> Written task
Wherever "华泰证券" appears in a line, copy that line.

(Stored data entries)
--- start ---

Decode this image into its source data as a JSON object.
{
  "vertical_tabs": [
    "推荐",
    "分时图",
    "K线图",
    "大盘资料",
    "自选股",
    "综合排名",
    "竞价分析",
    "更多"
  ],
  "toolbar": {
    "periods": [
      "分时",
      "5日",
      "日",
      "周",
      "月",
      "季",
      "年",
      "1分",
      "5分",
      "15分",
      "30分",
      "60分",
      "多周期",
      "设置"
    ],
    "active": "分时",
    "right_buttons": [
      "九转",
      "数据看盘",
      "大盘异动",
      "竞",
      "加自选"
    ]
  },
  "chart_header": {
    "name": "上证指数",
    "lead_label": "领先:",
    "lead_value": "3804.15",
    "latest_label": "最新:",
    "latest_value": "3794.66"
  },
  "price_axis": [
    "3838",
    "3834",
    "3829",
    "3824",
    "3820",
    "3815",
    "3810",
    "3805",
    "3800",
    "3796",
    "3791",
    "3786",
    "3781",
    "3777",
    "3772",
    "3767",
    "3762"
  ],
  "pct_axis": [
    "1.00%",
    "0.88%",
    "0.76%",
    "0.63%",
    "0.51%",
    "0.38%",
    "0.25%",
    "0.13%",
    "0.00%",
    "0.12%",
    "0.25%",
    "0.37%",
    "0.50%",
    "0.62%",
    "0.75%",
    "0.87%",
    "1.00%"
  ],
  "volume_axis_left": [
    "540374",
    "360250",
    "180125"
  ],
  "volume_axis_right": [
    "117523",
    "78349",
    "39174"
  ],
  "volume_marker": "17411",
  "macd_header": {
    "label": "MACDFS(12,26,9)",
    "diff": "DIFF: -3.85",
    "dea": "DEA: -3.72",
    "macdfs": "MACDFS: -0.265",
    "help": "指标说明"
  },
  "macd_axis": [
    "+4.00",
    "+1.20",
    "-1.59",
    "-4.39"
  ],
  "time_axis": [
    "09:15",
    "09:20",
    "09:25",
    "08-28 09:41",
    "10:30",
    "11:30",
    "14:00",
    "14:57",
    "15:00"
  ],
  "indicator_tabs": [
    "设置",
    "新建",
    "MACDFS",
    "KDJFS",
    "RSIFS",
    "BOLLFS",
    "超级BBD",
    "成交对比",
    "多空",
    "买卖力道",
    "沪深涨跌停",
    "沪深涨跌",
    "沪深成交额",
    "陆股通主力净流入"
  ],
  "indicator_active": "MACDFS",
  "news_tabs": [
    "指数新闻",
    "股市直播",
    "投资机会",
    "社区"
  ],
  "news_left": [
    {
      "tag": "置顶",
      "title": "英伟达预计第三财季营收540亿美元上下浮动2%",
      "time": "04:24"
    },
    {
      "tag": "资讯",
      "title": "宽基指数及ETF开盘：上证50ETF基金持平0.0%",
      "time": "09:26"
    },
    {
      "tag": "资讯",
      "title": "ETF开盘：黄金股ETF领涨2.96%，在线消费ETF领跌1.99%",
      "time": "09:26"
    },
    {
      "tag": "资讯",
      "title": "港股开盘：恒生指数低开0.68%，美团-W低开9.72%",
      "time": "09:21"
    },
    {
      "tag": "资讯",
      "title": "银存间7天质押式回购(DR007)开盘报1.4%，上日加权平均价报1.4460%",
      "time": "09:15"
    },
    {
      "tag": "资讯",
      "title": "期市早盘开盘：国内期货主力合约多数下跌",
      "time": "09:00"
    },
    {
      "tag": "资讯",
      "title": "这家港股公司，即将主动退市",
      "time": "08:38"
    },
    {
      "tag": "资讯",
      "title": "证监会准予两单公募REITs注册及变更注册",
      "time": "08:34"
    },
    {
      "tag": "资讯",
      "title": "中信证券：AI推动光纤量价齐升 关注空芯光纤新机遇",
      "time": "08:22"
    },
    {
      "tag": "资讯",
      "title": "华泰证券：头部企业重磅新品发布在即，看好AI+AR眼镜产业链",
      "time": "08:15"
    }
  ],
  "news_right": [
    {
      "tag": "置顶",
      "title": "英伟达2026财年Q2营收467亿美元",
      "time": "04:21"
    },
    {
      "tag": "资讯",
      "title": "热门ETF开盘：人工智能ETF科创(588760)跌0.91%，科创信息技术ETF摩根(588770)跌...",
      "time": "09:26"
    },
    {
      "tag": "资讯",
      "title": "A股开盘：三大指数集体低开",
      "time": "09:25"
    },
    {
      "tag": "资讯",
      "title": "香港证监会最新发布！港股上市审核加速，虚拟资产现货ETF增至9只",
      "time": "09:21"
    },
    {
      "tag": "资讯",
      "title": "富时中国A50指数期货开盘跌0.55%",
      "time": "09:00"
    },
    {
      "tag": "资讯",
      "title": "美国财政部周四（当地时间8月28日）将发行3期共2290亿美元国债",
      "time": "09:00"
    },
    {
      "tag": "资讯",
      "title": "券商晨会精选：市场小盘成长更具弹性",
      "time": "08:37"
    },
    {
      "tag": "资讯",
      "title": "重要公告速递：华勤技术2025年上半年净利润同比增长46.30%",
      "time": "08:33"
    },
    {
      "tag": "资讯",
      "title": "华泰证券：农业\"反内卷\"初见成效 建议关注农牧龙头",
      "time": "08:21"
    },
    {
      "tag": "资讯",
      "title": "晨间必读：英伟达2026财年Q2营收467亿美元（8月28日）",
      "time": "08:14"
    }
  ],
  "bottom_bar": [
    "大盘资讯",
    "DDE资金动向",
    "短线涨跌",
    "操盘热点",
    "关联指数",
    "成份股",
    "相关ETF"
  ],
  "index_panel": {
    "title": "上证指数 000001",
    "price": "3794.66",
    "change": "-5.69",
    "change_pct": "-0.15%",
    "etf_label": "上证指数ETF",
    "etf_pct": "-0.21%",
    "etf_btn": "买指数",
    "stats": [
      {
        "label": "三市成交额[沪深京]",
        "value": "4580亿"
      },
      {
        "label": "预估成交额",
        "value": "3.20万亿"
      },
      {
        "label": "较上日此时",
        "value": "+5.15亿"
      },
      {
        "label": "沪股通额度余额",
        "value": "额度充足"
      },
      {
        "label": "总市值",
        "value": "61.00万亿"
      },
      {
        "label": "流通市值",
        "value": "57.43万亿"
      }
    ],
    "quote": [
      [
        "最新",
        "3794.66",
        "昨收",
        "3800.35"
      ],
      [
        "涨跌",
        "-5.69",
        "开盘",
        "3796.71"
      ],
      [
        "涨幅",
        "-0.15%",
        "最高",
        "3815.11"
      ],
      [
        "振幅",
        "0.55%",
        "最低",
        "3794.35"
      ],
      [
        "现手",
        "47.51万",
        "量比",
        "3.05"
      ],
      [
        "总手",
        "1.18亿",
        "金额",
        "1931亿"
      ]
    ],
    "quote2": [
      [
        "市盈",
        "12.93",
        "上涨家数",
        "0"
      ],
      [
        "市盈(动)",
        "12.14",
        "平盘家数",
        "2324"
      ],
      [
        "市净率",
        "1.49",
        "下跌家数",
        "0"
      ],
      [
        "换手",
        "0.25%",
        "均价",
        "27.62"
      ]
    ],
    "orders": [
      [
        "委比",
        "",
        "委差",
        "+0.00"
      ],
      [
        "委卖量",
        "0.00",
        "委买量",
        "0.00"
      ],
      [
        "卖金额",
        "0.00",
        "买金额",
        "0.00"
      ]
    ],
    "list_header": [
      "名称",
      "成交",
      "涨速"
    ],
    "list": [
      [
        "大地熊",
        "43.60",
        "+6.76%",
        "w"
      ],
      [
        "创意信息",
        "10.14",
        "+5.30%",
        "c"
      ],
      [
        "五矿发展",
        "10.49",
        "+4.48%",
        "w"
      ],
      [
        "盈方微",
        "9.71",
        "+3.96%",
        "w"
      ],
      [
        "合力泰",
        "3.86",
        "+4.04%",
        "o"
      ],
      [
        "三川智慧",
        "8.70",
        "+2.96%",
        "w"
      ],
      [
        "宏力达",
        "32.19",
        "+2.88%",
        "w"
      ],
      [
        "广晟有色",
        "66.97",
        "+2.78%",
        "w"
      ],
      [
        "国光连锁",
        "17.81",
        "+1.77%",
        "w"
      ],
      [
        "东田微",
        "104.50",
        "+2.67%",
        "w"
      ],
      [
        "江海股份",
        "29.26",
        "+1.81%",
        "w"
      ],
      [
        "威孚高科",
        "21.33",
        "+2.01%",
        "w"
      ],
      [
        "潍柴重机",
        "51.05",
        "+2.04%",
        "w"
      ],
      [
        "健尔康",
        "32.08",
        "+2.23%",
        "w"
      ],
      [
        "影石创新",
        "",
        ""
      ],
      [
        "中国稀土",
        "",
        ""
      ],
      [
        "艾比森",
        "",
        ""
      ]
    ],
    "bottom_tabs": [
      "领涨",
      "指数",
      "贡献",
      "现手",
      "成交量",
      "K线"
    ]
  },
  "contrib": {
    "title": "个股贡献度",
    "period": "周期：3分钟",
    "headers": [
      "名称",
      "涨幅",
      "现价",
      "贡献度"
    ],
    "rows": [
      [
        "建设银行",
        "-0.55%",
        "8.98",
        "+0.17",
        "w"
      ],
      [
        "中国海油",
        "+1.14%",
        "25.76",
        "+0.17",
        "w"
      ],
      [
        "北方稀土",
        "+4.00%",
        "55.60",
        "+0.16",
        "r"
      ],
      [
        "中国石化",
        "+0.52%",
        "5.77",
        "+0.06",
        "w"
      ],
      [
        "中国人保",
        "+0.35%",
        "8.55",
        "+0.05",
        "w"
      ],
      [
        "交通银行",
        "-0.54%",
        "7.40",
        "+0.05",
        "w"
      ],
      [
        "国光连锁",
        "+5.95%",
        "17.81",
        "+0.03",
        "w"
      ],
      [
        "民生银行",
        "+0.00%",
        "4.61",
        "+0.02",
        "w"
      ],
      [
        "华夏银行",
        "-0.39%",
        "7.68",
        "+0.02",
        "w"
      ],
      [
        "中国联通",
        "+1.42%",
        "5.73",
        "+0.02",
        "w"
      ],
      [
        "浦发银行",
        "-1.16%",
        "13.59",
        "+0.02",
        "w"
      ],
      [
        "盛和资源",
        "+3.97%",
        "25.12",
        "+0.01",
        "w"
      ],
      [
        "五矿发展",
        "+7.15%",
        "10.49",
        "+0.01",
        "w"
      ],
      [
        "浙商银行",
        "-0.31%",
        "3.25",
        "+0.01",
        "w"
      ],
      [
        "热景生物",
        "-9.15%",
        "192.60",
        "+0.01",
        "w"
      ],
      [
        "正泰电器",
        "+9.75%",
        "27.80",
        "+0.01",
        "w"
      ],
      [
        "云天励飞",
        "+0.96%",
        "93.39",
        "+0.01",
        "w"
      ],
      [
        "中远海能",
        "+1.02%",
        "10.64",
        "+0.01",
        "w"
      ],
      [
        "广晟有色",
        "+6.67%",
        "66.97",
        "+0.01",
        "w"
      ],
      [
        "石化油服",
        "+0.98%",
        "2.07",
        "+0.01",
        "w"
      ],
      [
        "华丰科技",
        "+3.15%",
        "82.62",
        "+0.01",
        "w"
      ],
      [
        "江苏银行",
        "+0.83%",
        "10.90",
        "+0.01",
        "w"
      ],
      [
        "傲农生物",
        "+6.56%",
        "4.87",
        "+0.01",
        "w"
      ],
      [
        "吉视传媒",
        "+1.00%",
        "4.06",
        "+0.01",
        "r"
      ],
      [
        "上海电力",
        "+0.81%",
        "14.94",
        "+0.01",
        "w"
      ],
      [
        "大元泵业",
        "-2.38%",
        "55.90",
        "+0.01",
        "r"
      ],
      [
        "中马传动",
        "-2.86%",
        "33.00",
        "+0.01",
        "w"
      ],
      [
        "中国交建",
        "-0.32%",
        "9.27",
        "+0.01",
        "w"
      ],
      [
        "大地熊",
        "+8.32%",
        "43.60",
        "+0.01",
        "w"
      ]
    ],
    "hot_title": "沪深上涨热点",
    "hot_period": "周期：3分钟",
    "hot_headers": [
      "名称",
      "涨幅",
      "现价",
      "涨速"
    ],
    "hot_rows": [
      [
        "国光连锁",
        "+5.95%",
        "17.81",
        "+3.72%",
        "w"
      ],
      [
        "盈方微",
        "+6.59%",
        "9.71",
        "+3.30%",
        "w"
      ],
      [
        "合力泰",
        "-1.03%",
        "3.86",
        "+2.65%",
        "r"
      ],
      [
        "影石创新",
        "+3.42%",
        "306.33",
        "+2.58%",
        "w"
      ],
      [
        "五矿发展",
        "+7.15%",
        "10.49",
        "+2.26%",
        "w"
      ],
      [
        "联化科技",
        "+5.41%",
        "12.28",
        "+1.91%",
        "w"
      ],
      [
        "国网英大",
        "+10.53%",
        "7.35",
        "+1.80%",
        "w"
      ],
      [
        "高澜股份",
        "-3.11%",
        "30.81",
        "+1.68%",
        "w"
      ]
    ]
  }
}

--- end ---

> Result
      "title": "华泰证券：头部企业重磅新品发布在即，看好AI+AR眼镜产业链",
      "title": "华泰证券：农业\"反内卷\"初见成效 建议关注农牧龙头",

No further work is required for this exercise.